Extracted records
_ _ _ _ _ _ _

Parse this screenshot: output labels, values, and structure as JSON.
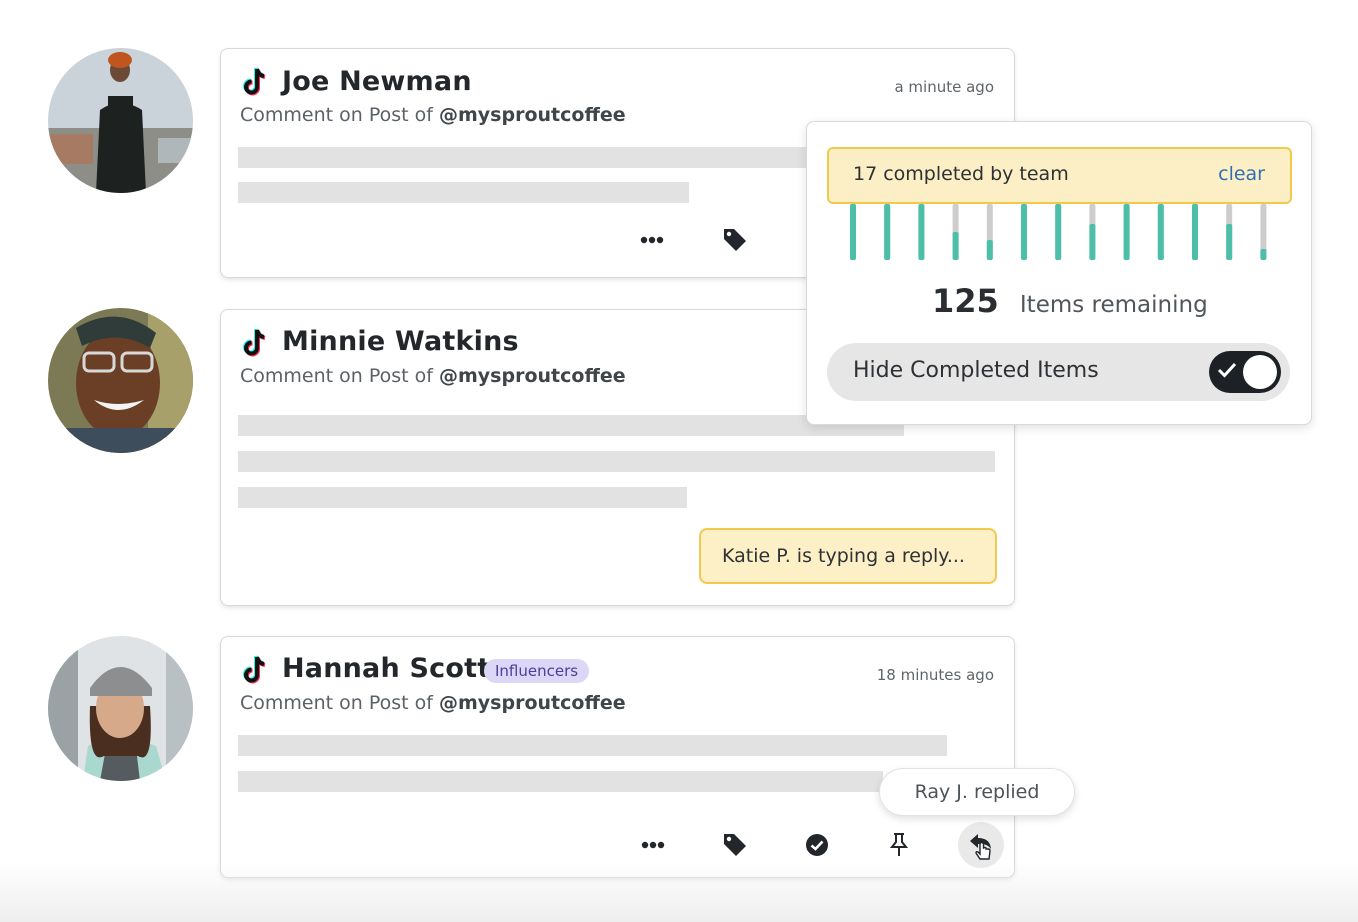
{
  "colors": {
    "teal": "#4dbfa8",
    "gray_bar": "#cdcdcd",
    "highlight_yellow": "#fcefc6",
    "highlight_border": "#f2c94c",
    "link_blue": "#2f6fb5",
    "badge_purple": "#dcd6f7"
  },
  "cards": [
    {
      "name": "Joe Newman",
      "subtitle_prefix": "Comment on Post of",
      "handle": "@mysproutcoffee",
      "time": "a minute ago"
    },
    {
      "name": "Minnie Watkins",
      "subtitle_prefix": "Comment on Post of",
      "handle": "@mysproutcoffee",
      "typing_indicator": "Katie P. is typing a reply..."
    },
    {
      "name": "Hannah Scott",
      "badge": "Influencers",
      "subtitle_prefix": "Comment on Post of",
      "handle": "@mysproutcoffee",
      "time": "18 minutes ago",
      "reply_notice": "Ray J. replied"
    }
  ],
  "actions": {
    "more_icon": "more-icon",
    "tag_icon": "tag-icon",
    "complete_icon": "check-circle-icon",
    "pin_icon": "pin-icon",
    "reply_icon": "reply-icon"
  },
  "progress_panel": {
    "filter_text": "17 completed by team",
    "clear_label": "clear",
    "completion_levels": [
      1,
      1,
      1,
      0.5,
      0.35,
      1,
      1,
      0.65,
      1,
      1,
      1,
      0.65,
      0.2
    ],
    "remaining_count": "125",
    "remaining_label": "Items remaining",
    "toggle_label": "Hide Completed Items",
    "toggle_on": true
  }
}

_ _ _ _ _ _ _

WHAT IS EXPECTED
Copy out every line from the material above in which the word "icon" appears.

OUTPUT FOR THIS TASK
    "more_icon": "more-icon",
    "tag_icon": "tag-icon",
    "complete_icon": "check-circle-icon",
    "pin_icon": "pin-icon",
    "reply_icon": "reply-icon"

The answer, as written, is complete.